● **Problem description**:
Rewrite the fair value note starting with "Fair value is based" and going on through "current spot rate.", changing "quoted market prices" to "published market prices".

● **Supplied passage**:
◇ ◇ ◇ ◇ ◇
There were no changes in the Group's approach to capital management during the year.
Neither the Company nor any of its subsidiaries are subject to externally imposed capital requirements.
The fair values of financial assets and liabilities, together with the carrying amounts shown in the balance sheet, are as follows:
| Carrying | Carrying | |||
|---|---|---|---|---|
| amount 2012 |
Fair value 2012 |
amount 2011 |
Fair value 2011 |
|
| £m | £m | £m | £m | |
| Financial assets and liabilities at amortised cost | ||||
| 6.84% US Dollar Senior Notes 2013 | (5.8) | (5.8) | (12.0) | (12.1) |
| 5.70% US Dollar Senior Notes 2014 | (61.6) | (65.5) | (64.3) | (70.3) |
| 3.65% Euro Senior Notes 2015 | (32.7) | (34.1) | (33.7) | (35.1) |
| 4.32% Euro Senior Notes 2017 | (16.4) | (17.8) | (16.9) | (18.0) |
| 6.12% US Dollar Senior Notes 2017 | (107.5) | (124.1) | (112.5) | (130.5) |
| 6.26% US Dollar Senior Notes 2019 | (46.1) | (54.7) | (48.2) | (55.7) |
| Bank and other loans | (2.3) | (2.3) | (10.6) | (10.6) |
| Obligations under finance leases | (0.4) | (0.4) | (0.6) | (0.6) |
| Trade and other payables | (95.0) | (95.0) | (121.3) | (121.3) |
| Loans and receivables | 165.5 | 165.5 | 169.8 | 169.8 |
| Cash and cash equivalents | 80.0 | 80.0 | 83.4 | 83.4 |
| (122.3) | (154.2) | (166.9) | (201.0) | |
| Available-for-sale financial instruments | ||||
| Available-for-sale financial assets | 3.9 | 3.9 | 4.6 | 4.6 |
| Derivatives and other items at fair value | ||||
| Forward exchange contracts used for hedging | 1.1 | 1.1 | 0.4 | 0.4 |
| (117.3) | (149.2) | (161.9) | (196.0) |
The following summarises the major methods and assumptions used in estimating the fair values of financial instruments reflected in the preceding table.
Fair value is based on quoted market prices at the balance sheet date.
Forward exchange contracts are marked to market either using listed market prices or by discounting the contractual forward price and deducting the current spot rate.
Fair value is calculated based on discounted expected future principal and interest cash flows. The interest rates used to determine the fair value of loans and borrowings are 2.0-5.2% (2011: 2.4-5.2%) and finance leases 6.0% (2011: 6.0%).
The fair value is estimated as the present value of future cash flows, discounted at market interest rates for homogeneous lease agreements. The estimated fair values reflect changes in interest rates.
◇ ◇ ◇ ◇ ◇
Dataset entries:

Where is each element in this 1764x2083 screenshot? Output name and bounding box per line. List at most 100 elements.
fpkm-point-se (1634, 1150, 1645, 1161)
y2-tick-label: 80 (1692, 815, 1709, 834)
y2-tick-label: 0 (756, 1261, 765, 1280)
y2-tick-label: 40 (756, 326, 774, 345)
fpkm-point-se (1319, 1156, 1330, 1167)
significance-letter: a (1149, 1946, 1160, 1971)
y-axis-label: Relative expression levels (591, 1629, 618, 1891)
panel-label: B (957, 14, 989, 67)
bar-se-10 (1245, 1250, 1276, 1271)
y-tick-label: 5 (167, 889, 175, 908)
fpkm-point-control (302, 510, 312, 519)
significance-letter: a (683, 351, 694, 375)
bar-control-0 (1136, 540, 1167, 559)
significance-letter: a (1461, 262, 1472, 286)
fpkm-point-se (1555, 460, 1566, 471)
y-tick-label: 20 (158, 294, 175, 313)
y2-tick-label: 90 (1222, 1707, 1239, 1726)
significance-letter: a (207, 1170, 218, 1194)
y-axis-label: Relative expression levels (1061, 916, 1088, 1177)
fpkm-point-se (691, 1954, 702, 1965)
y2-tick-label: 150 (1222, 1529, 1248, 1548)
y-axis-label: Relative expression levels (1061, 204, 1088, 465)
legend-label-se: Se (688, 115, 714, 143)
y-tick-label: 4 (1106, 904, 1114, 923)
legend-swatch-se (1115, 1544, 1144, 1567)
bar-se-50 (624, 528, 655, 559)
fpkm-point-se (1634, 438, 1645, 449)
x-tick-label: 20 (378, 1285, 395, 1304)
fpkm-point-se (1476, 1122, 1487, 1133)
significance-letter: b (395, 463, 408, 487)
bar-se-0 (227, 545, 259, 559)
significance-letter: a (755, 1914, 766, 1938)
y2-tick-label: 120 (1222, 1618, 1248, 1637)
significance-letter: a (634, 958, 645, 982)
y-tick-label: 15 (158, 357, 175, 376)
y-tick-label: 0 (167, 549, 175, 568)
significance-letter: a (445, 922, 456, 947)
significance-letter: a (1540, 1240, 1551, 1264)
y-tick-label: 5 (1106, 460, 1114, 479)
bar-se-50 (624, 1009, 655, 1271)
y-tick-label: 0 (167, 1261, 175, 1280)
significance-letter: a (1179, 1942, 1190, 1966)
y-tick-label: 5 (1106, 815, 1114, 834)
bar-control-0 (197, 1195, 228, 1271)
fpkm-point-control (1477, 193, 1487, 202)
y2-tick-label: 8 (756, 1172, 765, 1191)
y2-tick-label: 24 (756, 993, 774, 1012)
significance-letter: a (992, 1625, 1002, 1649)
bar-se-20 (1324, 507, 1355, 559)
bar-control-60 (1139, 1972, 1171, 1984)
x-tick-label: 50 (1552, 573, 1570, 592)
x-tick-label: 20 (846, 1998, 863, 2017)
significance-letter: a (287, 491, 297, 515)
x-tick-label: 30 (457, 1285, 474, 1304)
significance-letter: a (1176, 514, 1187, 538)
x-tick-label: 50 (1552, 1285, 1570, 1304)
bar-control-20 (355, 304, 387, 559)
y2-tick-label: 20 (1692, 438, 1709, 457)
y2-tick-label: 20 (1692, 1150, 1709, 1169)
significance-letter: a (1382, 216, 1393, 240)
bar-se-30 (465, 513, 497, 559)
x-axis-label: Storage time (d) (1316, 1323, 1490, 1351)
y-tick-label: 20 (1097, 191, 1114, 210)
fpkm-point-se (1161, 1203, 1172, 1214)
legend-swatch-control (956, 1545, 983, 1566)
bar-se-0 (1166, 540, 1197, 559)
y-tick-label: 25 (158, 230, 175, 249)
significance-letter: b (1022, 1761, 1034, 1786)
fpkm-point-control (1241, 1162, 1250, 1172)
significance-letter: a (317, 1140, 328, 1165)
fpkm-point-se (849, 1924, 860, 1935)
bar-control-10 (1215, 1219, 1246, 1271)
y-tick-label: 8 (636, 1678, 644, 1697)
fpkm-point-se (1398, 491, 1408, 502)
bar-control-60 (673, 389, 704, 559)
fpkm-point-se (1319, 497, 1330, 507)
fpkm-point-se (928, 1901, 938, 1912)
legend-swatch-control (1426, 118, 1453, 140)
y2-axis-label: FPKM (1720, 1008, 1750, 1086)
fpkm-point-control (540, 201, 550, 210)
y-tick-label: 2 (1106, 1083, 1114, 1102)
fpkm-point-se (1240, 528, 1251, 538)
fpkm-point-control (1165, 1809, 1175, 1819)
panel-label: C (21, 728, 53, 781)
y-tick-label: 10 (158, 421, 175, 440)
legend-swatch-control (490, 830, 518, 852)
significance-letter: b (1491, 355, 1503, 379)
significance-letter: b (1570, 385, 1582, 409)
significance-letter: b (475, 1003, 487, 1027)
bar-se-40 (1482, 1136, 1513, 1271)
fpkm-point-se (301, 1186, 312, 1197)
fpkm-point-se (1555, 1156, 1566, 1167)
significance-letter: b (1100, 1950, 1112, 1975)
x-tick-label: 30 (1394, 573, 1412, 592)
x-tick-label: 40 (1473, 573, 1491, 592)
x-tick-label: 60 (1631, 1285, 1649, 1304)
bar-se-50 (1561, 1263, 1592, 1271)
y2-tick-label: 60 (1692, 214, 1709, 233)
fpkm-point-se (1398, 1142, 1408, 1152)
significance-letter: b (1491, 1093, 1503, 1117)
◇ ◇ ◇ ◇ ◇
● **Complete response**:
Fair value is based on published market prices at the balance sheet date.
Forward exchange contracts are marked to market either using listed market prices or by discounting the contractual forward price and deducting the current spot rate.